*Task to carry out:* Make an exact copy of all the material below, apart from the pictures.

## start Extracted entries

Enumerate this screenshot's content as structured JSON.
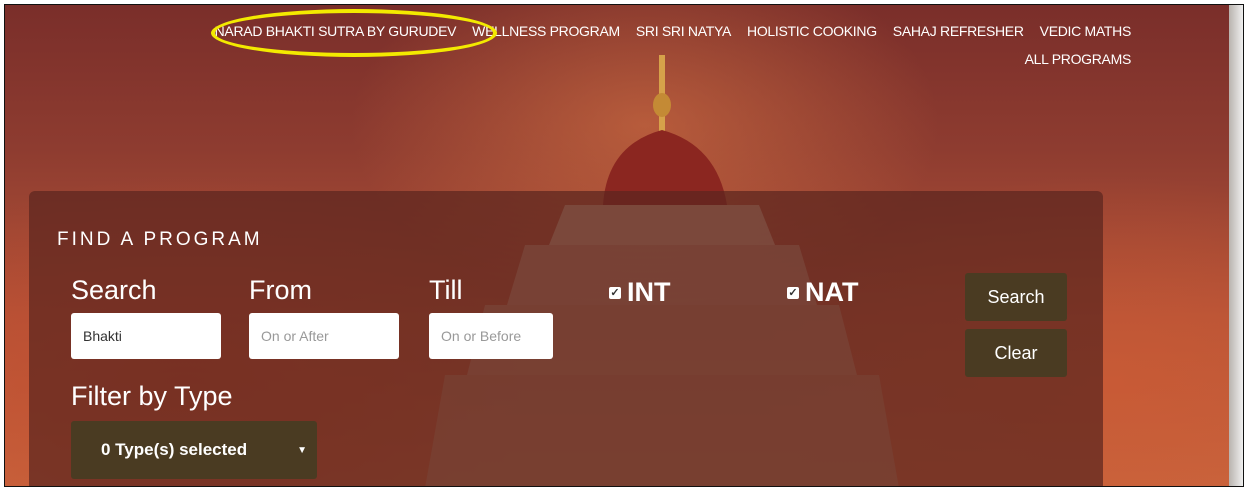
{
  "nav": {
    "row1": [
      "NARAD BHAKTI SUTRA BY GURUDEV",
      "WELLNESS PROGRAM",
      "SRI SRI NATYA",
      "HOLISTIC COOKING",
      "SAHAJ REFRESHER",
      "VEDIC MATHS"
    ],
    "row2": [
      "ALL PROGRAMS"
    ]
  },
  "finder": {
    "title": "FIND A PROGRAM",
    "search_label": "Search",
    "search_value": "Bhakti",
    "from_label": "From",
    "from_placeholder": "On or After",
    "till_label": "Till",
    "till_placeholder": "On or Before",
    "int_label": "INT",
    "int_checked": true,
    "nat_label": "NAT",
    "nat_checked": true,
    "search_button": "Search",
    "clear_button": "Clear",
    "filter_label": "Filter by Type",
    "filter_value": "0 Type(s) selected"
  },
  "colors": {
    "panel": "#5c261e",
    "button": "#4a3b22",
    "highlight": "#f3ea00"
  }
}
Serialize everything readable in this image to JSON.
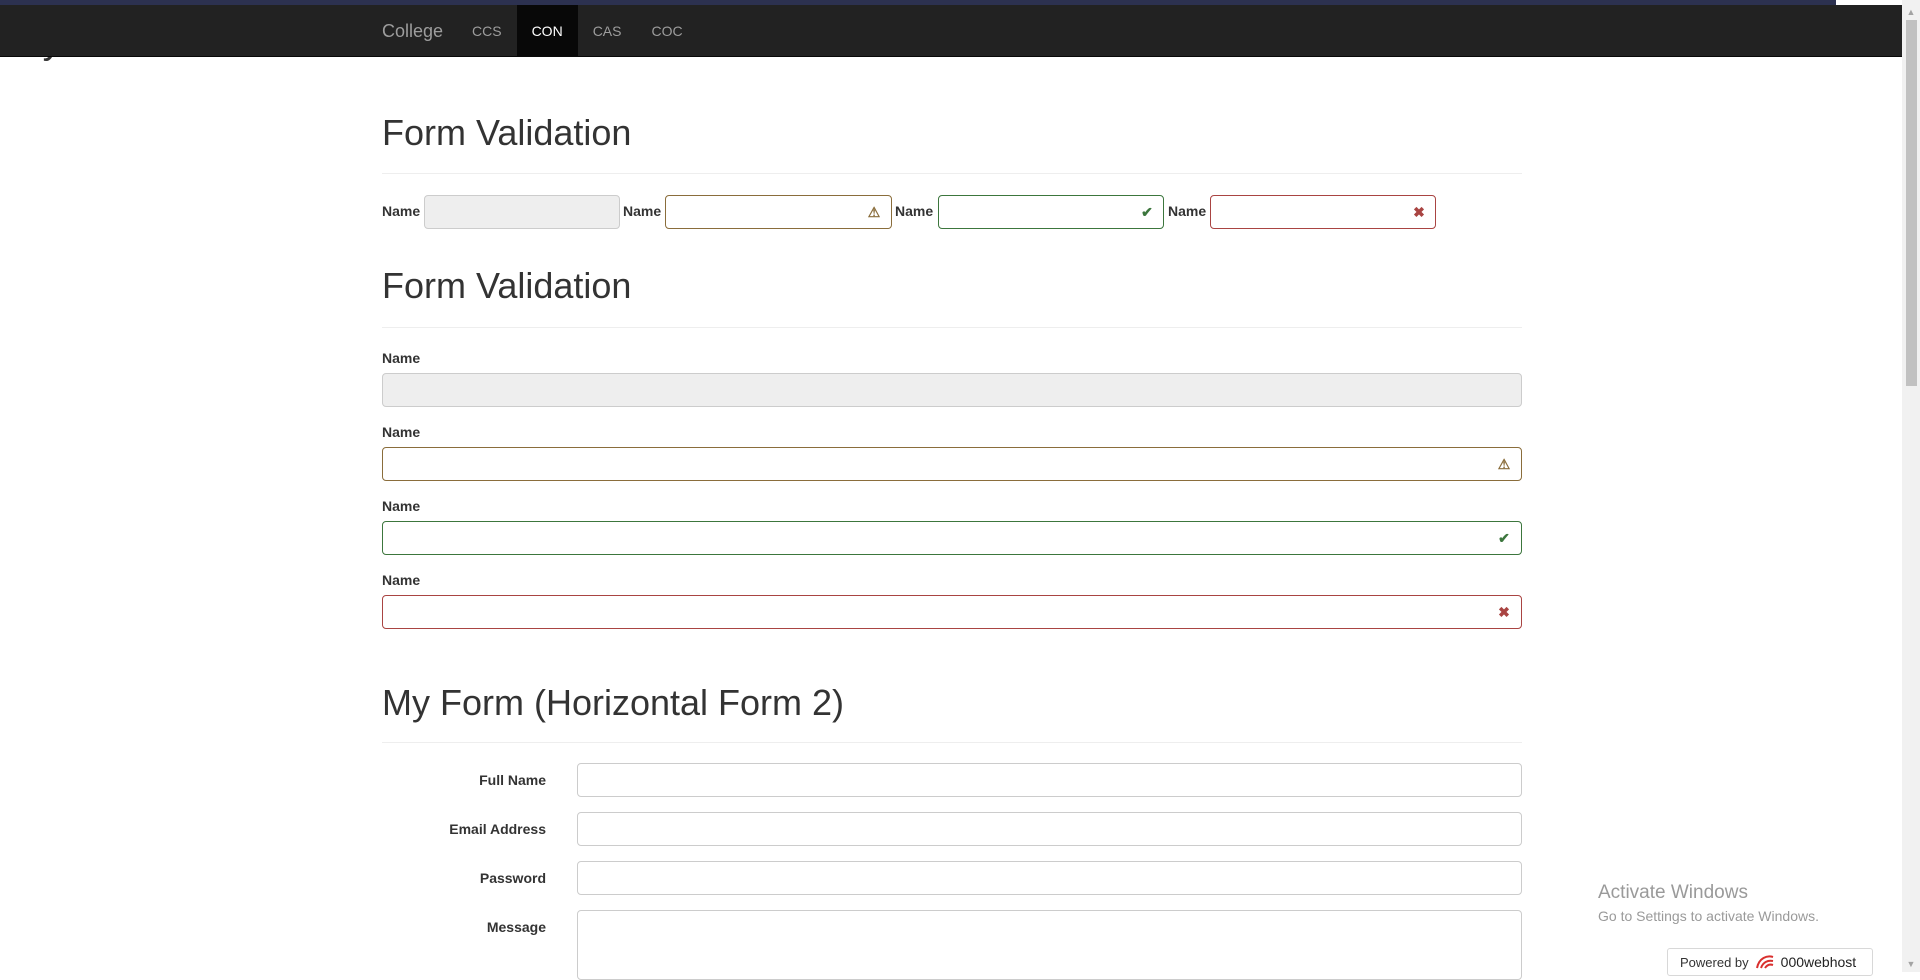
{
  "navbar": {
    "brand": "College",
    "items": [
      {
        "label": "CCS",
        "active": false
      },
      {
        "label": "CON",
        "active": true
      },
      {
        "label": "CAS",
        "active": false
      },
      {
        "label": "COC",
        "active": false
      }
    ]
  },
  "behind_text": "taily",
  "section1": {
    "title": "Form Validation",
    "fields": [
      {
        "label": "Name",
        "state": "disabled"
      },
      {
        "label": "Name",
        "state": "warning",
        "icon": "warning-icon"
      },
      {
        "label": "Name",
        "state": "success",
        "icon": "check-icon"
      },
      {
        "label": "Name",
        "state": "error",
        "icon": "x-icon"
      }
    ]
  },
  "section2": {
    "title": "Form Validation",
    "fields": [
      {
        "label": "Name",
        "state": "disabled"
      },
      {
        "label": "Name",
        "state": "warning",
        "icon": "warning-icon"
      },
      {
        "label": "Name",
        "state": "success",
        "icon": "check-icon"
      },
      {
        "label": "Name",
        "state": "error",
        "icon": "x-icon"
      }
    ]
  },
  "section3": {
    "title": "My Form (Horizontal Form 2)",
    "fields": [
      {
        "label": "Full Name",
        "value": ""
      },
      {
        "label": "Email Address",
        "value": ""
      },
      {
        "label": "Password",
        "value": ""
      },
      {
        "label": "Message",
        "value": ""
      }
    ]
  },
  "icons": {
    "warning": "⚠",
    "success": "✔",
    "error": "✖"
  },
  "colors": {
    "navbar_bg": "#222222",
    "warning": "#8a6d3b",
    "success": "#3c763d",
    "error": "#a94442"
  },
  "watermark": {
    "title": "Activate Windows",
    "subtitle": "Go to Settings to activate Windows."
  },
  "badge": {
    "powered_by": "Powered by",
    "name": "000webhost"
  }
}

## end Extracted entries

*Exercise output:*
Enumerate this screenshot's content as structured JSON.
{
  "nav": {
    "row1": [
      "NARAD BHAKTI SUTRA BY GURUDEV",
      "WELLNESS PROGRAM",
      "SRI SRI NATYA",
      "HOLISTIC COOKING",
      "SAHAJ REFRESHER",
      "VEDIC MATHS"
    ],
    "row2": [
      "ALL PROGRAMS"
    ]
  },
  "finder": {
    "title": "FIND A PROGRAM",
    "search_label": "Search",
    "search_value": "Bhakti",
    "from_label": "From",
    "from_placeholder": "On or After",
    "till_label": "Till",
    "till_placeholder": "On or Before",
    "int_label": "INT",
    "int_checked": true,
    "nat_label": "NAT",
    "nat_checked": true,
    "search_button": "Search",
    "clear_button": "Clear",
    "filter_label": "Filter by Type",
    "filter_value": "0 Type(s) selected"
  },
  "colors": {
    "panel": "#5c261e",
    "button": "#4a3b22",
    "highlight": "#f3ea00"
  }
}
Serialize everything readable in this image to JSON.
{
  "navbar": {
    "brand": "College",
    "items": [
      {
        "label": "CCS",
        "active": false
      },
      {
        "label": "CON",
        "active": true
      },
      {
        "label": "CAS",
        "active": false
      },
      {
        "label": "COC",
        "active": false
      }
    ]
  },
  "behind_text": "taily",
  "section1": {
    "title": "Form Validation",
    "fields": [
      {
        "label": "Name",
        "state": "disabled"
      },
      {
        "label": "Name",
        "state": "warning",
        "icon": "warning-icon"
      },
      {
        "label": "Name",
        "state": "success",
        "icon": "check-icon"
      },
      {
        "label": "Name",
        "state": "error",
        "icon": "x-icon"
      }
    ]
  },
  "section2": {
    "title": "Form Validation",
    "fields": [
      {
        "label": "Name",
        "state": "disabled"
      },
      {
        "label": "Name",
        "state": "warning",
        "icon": "warning-icon"
      },
      {
        "label": "Name",
        "state": "success",
        "icon": "check-icon"
      },
      {
        "label": "Name",
        "state": "error",
        "icon": "x-icon"
      }
    ]
  },
  "section3": {
    "title": "My Form (Horizontal Form 2)",
    "fields": [
      {
        "label": "Full Name",
        "value": ""
      },
      {
        "label": "Email Address",
        "value": ""
      },
      {
        "label": "Password",
        "value": ""
      },
      {
        "label": "Message",
        "value": ""
      }
    ]
  },
  "icons": {
    "warning": "⚠",
    "success": "✔",
    "error": "✖"
  },
  "colors": {
    "navbar_bg": "#222222",
    "warning": "#8a6d3b",
    "success": "#3c763d",
    "error": "#a94442"
  },
  "watermark": {
    "title": "Activate Windows",
    "subtitle": "Go to Settings to activate Windows."
  },
  "badge": {
    "powered_by": "Powered by",
    "name": "000webhost"
  }
}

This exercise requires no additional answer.